• Provided data:
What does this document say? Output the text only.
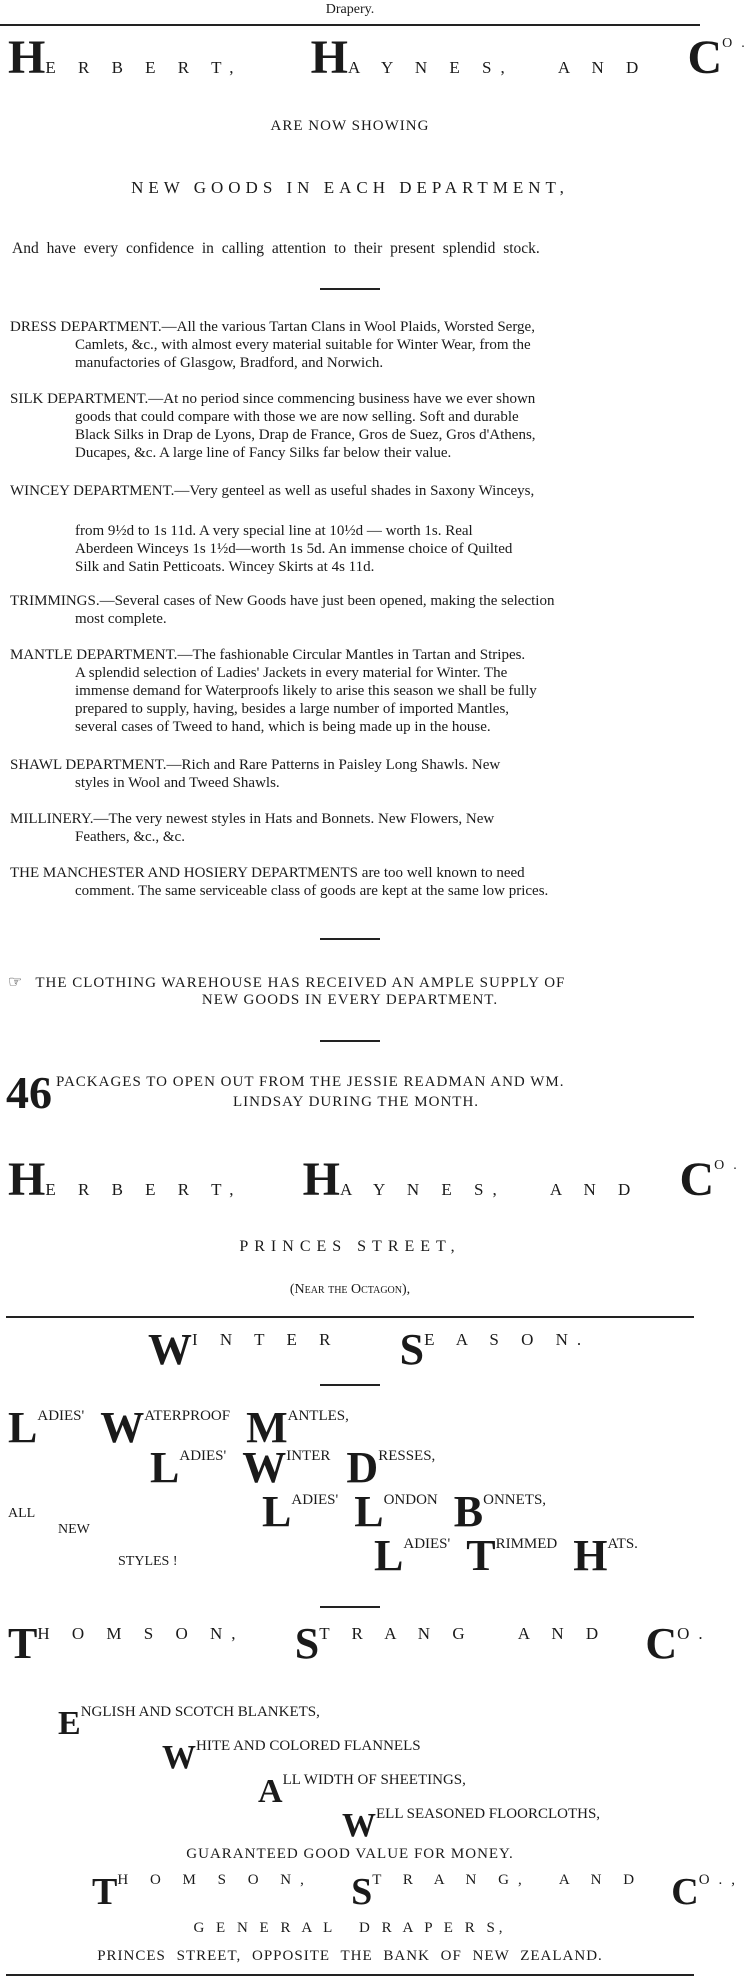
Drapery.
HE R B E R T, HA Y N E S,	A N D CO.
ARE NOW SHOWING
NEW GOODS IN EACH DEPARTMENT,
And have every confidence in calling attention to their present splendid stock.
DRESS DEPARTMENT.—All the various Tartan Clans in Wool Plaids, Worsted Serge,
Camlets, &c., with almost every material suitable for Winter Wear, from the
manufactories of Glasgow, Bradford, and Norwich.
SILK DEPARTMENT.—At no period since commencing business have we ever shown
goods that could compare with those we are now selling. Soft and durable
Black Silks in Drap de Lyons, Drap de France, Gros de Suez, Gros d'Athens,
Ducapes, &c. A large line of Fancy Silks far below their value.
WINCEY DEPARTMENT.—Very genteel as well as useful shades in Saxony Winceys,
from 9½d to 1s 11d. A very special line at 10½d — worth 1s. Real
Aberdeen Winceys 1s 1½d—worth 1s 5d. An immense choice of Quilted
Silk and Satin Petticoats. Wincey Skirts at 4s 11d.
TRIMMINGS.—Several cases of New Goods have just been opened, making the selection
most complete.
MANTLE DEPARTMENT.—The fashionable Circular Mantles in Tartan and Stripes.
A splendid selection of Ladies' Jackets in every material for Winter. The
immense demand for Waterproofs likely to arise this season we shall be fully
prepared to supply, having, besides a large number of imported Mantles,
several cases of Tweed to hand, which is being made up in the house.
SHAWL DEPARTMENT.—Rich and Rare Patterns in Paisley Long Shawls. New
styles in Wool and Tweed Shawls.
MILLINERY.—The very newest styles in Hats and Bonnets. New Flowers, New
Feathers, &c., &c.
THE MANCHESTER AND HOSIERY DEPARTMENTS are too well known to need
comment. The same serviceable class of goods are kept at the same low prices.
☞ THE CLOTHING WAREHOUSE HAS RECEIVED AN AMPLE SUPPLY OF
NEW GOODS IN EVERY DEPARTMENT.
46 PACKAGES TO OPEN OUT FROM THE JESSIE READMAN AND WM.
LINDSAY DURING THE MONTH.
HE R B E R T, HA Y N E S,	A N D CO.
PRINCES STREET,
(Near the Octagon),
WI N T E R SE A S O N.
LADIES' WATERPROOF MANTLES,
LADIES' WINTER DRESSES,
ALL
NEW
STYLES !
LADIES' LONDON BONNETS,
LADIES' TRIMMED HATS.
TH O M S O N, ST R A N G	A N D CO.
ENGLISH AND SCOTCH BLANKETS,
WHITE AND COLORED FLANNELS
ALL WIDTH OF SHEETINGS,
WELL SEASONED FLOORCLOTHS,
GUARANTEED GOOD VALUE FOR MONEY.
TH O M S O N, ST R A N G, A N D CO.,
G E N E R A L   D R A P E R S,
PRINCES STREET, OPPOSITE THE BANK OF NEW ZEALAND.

• Work required:
Copy out every line of the listing that contains the string "Tartan".

• Result of the task:
DRESS DEPARTMENT.—All the various Tartan Clans in Wool Plaids, Worsted Serge,
MANTLE DEPARTMENT.—The fashionable Circular Mantles in Tartan and Stripes.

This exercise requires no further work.